= What is required =
Wherever the word "corriente" appears in the entries, copy the whole line.
** Begin **
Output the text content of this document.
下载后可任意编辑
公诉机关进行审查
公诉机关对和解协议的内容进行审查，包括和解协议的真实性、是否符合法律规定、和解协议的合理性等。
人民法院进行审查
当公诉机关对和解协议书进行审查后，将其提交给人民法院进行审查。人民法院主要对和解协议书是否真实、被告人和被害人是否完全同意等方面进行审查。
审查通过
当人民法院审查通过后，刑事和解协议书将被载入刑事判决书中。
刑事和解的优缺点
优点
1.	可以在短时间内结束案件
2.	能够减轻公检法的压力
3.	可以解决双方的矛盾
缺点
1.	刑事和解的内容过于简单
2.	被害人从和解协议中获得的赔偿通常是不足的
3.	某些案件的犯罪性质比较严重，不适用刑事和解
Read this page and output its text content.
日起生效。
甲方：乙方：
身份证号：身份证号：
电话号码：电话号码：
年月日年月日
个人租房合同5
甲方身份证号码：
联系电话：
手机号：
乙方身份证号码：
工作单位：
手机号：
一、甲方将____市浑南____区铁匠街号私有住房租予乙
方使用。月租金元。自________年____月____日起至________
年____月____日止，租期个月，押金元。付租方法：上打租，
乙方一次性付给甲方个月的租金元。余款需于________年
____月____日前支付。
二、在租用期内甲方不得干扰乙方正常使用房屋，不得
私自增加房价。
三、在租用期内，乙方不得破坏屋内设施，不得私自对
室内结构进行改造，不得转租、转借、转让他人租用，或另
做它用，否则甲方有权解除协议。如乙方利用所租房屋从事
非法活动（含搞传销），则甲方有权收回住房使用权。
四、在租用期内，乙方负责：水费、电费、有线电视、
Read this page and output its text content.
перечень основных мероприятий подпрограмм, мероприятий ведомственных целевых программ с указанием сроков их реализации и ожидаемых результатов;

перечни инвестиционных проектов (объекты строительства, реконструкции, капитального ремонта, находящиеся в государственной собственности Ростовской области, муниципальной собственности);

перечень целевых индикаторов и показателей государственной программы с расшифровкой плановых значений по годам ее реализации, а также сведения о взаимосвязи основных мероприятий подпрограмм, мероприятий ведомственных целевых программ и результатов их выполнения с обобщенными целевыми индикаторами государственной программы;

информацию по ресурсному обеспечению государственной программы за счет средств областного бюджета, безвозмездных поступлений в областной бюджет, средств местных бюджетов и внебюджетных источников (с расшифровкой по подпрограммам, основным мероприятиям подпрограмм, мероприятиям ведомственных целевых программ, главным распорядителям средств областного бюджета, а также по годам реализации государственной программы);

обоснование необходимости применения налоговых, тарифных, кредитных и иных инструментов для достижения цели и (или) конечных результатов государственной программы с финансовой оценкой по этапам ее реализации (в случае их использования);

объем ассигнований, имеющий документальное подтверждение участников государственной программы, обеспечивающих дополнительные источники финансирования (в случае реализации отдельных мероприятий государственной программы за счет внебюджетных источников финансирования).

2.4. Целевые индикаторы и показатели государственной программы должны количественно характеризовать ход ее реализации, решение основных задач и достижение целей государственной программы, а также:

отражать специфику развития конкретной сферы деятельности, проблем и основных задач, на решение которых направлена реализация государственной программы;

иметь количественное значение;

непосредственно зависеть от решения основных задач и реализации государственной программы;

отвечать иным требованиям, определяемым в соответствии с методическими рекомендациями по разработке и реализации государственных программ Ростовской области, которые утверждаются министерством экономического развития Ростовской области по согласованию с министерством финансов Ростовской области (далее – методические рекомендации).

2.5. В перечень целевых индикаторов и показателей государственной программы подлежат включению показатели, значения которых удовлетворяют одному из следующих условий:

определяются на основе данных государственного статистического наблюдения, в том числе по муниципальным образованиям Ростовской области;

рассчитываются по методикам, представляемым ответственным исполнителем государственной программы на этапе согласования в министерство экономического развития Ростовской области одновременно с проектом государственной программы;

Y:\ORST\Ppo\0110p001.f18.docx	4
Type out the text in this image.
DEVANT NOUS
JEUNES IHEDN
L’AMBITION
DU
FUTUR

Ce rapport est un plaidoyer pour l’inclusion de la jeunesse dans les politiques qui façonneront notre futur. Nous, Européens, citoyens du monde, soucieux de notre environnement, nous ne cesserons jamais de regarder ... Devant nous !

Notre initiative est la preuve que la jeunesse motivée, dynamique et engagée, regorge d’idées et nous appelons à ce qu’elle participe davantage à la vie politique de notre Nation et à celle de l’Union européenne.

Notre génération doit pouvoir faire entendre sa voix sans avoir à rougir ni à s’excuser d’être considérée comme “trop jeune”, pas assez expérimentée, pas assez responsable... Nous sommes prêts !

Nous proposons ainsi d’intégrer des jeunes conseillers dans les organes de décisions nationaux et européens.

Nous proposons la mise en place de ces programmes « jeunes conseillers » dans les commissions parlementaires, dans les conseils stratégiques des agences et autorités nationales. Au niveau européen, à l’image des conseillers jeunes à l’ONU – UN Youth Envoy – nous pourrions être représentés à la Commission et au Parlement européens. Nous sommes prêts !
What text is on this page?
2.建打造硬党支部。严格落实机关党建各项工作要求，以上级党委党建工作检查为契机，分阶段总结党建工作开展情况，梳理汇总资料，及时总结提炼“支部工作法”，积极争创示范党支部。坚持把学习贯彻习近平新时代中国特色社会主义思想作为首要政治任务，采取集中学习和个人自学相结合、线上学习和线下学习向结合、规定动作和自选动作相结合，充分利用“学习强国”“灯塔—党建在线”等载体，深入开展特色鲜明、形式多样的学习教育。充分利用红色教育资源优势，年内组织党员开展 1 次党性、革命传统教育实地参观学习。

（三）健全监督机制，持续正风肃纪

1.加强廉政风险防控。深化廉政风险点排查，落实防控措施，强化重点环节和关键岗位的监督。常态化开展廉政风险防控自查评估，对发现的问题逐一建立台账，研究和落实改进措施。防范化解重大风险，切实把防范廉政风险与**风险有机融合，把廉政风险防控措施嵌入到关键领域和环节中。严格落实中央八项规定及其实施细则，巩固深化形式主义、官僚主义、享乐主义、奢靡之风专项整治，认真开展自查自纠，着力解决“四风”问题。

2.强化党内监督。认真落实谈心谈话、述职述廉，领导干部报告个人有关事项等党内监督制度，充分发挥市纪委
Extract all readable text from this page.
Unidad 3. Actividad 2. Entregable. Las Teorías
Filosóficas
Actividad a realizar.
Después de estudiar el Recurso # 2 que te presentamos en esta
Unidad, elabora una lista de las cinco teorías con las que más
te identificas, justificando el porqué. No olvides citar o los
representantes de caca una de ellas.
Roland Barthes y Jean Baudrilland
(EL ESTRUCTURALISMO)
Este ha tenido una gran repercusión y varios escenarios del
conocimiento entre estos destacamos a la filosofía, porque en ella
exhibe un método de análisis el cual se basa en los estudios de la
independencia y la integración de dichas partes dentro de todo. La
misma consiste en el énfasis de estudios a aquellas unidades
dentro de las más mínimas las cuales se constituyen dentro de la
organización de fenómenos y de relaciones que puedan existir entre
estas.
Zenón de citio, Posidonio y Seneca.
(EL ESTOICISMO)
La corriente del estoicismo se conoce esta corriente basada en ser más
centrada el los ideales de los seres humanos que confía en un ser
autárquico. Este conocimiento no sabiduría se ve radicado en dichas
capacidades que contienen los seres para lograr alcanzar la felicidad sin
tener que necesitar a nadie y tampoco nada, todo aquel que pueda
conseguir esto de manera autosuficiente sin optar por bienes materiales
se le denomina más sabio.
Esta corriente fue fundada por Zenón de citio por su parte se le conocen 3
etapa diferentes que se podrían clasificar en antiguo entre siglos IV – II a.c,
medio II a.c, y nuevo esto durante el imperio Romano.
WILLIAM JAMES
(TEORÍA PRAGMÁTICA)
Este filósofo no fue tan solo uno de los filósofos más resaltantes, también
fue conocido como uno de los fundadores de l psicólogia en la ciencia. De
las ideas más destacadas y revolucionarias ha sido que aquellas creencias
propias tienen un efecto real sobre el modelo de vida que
** End **
= Exercise result =
La corriente del estoicismo se conoce esta corriente basada en ser más
Esta corriente fue fundada por Zenón de citio por su parte se le conocen 3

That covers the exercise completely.